**Provided passage:**

Distributed coherency is not something you can abstract away, the abstractions all leak.

belinder 6 hours ago | parent | prev | next [-]

Why not just put the message queue in the same db

CodesInChaos 6 hours ago | parent | next [-]

That's what I generally choose. You don't need to worry about distributed system semantics, if you choose to not make the system distributed.

However the way Postgres keeps around obsolete rows (deleted or modified) until they're vacuumed can cause problems for high throughput queues. So for those systems the complexity might be worth it. But I bet 90% of the time the choice to use a separate queue is premature optimization. And hopefully OrioleDB (undo based storage engine for postgres) will avoid most of these pitfalls reducing the need for separate queues even further.

mrkeen 5 hours ago | parent | prev | next [-]

Step 1: identify that you and at least one other node are separated by distance, and some lossy communication channel, and therefore form a distributed system.

**Brief 1:** Edit part of the discussion thread: begin at the words "Why not just" and stop after "a distributed system.", swapping "premature optimization" for "overengineering".
**Brief 2:** Name every username in the discussion thread that is shown above a comment.
You can leave these records aside; they play no part here.

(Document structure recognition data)
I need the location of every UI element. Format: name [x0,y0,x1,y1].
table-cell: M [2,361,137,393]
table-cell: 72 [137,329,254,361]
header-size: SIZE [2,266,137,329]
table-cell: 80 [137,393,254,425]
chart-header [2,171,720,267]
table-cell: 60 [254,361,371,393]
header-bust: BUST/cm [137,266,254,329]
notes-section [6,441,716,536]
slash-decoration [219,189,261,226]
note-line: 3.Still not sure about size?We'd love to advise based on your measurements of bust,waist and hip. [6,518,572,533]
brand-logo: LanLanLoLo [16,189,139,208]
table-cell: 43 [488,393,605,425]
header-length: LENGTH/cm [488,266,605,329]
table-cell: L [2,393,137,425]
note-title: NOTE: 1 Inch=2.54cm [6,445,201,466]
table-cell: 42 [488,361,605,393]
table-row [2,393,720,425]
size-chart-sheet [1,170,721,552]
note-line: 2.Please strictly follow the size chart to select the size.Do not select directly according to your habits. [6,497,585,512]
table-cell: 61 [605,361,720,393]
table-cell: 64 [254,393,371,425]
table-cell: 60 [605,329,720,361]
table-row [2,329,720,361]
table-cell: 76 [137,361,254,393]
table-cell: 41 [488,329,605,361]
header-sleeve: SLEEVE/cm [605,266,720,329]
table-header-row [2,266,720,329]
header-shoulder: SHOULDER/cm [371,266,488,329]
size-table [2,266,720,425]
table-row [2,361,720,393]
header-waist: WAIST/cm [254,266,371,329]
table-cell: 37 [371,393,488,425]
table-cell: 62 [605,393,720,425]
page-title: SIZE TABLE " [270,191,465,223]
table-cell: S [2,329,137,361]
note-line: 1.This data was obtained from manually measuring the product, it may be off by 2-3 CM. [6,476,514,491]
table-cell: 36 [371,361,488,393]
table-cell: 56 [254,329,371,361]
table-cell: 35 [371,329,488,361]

**Exercise result 1:**
Why not just put the message queue in the same db

CodesInChaos 6 hours ago | parent | next [-]

That's what I generally choose. You don't need to worry about distributed system semantics, if you choose to not make the system distributed.

However the way Postgres keeps around obsolete rows (deleted or modified) until they're vacuumed can cause problems for high throughput queues. So for those systems the complexity might be worth it. But I bet 90% of the time the choice to use a separate queue is overengineering. And hopefully OrioleDB (undo based storage engine for postgres) will avoid most of these pitfalls reducing the need for separate queues even further.

mrkeen 5 hours ago | parent | prev | next [-]

Step 1: identify that you and at least one other node are separated by distance, and some lossy communication channel, and therefore form a distributed system.

**Exercise result 2:** belinder, CodesInChaos, mrkeen